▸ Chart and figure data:

## begin

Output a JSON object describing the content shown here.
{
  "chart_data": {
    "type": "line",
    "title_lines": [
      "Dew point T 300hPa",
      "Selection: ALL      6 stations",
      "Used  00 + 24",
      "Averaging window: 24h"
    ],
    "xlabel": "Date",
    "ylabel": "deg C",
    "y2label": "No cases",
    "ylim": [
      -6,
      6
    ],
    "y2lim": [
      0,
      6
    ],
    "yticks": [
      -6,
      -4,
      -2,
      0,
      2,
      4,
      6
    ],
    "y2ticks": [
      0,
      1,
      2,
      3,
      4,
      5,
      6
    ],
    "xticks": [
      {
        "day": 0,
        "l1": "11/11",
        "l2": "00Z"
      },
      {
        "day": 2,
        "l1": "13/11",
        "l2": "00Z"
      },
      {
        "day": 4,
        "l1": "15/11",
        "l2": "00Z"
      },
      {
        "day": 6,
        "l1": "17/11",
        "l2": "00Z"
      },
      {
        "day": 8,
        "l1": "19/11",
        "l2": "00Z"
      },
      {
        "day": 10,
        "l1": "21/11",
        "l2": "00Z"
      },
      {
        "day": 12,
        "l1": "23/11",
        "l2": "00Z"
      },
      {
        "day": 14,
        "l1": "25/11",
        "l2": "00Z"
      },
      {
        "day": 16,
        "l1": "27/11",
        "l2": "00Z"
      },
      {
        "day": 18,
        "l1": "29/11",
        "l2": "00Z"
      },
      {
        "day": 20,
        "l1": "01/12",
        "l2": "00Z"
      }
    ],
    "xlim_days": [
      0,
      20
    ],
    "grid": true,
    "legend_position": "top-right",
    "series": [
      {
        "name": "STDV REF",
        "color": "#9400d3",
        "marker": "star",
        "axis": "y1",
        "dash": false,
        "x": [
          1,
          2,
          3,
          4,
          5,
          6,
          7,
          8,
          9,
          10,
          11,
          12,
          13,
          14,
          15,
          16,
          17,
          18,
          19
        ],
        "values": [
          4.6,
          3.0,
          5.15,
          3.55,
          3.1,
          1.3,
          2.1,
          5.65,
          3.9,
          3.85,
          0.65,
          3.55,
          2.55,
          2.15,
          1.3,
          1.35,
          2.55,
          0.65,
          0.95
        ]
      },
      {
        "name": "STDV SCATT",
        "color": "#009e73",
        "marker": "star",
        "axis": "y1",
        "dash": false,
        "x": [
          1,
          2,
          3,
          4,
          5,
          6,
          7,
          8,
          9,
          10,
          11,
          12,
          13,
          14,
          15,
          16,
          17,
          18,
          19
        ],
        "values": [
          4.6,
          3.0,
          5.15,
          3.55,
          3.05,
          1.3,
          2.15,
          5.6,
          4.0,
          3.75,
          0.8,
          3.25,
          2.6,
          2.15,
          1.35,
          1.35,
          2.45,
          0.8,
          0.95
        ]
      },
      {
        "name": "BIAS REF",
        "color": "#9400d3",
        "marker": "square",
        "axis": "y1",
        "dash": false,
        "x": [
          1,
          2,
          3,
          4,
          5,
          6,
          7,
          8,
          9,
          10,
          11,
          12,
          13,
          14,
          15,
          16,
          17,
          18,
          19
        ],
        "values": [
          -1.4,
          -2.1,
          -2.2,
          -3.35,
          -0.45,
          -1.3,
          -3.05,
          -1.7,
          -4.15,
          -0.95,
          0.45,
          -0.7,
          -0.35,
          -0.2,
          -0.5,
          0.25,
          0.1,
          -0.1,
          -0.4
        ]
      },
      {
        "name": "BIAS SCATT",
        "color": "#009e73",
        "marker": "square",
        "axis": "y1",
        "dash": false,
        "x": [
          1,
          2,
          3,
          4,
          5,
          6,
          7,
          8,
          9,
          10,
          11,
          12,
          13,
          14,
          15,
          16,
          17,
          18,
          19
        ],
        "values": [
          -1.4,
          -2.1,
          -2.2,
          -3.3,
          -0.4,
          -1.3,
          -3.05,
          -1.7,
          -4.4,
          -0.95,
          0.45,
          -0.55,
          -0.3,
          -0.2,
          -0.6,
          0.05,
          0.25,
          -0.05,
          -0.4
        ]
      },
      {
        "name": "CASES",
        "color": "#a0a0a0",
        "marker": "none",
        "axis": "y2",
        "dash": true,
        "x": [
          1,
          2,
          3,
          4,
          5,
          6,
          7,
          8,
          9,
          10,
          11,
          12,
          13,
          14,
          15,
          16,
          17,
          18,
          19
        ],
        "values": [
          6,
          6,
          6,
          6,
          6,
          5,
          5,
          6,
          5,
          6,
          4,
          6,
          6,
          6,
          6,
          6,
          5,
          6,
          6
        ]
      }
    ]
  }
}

## end
## begin

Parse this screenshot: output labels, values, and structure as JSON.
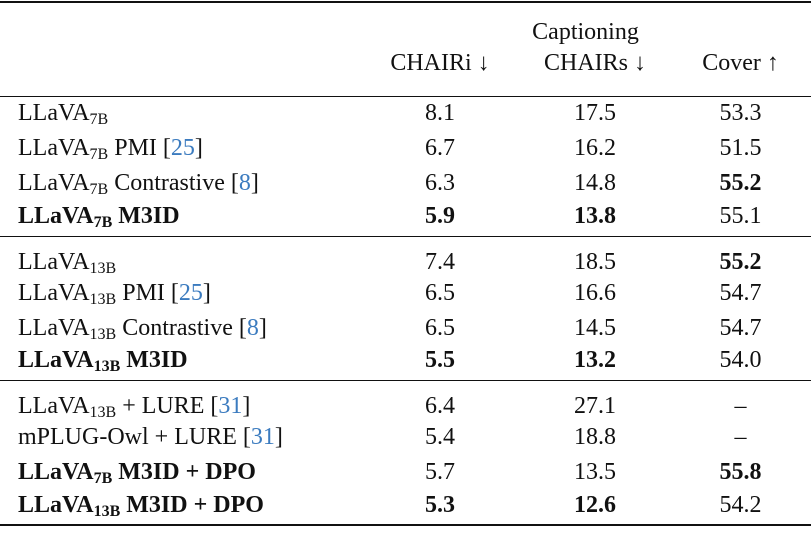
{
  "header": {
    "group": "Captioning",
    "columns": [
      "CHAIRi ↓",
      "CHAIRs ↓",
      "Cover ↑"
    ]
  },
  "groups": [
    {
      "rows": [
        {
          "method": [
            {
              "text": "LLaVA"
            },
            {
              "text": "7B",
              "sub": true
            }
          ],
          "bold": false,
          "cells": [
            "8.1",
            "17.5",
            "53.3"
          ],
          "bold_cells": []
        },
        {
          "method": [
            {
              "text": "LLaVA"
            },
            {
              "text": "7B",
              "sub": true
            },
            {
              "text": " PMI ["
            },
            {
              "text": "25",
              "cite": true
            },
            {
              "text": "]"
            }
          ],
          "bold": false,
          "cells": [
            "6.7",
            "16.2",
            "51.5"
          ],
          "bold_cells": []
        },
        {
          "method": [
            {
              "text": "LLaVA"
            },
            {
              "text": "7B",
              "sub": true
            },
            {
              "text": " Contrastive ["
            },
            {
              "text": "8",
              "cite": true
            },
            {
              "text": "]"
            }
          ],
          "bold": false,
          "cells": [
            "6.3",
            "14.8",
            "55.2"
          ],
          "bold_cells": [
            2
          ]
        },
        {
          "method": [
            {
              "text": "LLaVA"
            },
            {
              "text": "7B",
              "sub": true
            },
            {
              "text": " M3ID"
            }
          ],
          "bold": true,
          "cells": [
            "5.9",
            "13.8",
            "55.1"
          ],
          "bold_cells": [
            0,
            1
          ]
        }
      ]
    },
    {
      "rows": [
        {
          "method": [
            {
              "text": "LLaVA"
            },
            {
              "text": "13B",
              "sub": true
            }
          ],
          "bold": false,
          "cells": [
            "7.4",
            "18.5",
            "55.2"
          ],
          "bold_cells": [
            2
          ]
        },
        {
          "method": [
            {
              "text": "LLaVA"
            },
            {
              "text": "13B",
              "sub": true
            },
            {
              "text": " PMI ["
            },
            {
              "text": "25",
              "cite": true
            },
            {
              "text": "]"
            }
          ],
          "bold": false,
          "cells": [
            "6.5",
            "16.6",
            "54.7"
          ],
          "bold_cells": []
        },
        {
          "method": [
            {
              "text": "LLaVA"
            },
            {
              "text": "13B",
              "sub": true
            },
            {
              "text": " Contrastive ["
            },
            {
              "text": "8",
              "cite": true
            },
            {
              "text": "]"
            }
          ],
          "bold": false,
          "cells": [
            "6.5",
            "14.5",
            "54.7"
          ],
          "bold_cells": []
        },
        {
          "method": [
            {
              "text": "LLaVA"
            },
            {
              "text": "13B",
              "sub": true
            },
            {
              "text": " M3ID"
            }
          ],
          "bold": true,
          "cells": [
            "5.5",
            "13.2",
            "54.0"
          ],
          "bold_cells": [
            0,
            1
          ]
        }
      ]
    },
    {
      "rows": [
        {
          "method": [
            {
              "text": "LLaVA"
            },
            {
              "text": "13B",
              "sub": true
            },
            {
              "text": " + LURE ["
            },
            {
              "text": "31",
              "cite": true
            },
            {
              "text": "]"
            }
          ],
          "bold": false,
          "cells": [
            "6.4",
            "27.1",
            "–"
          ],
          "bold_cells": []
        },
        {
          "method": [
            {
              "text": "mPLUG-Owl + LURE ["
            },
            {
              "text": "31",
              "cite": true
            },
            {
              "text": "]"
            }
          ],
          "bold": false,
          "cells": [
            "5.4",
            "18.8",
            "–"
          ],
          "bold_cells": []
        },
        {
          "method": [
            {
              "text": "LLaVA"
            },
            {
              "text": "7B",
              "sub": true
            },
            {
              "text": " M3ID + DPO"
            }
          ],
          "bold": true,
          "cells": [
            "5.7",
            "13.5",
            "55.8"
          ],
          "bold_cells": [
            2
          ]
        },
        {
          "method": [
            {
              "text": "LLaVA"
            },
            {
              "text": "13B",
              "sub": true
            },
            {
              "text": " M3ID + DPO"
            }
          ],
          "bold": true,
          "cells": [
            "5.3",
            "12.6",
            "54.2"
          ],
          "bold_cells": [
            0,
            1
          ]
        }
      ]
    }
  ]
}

## end

▸ What the exercise asks: Copy every line of the listing that includes the string "JSON".

▸ Completed task:
Output a JSON object describing the content shown here.
Parse this screenshot: output labels, values, and structure as JSON.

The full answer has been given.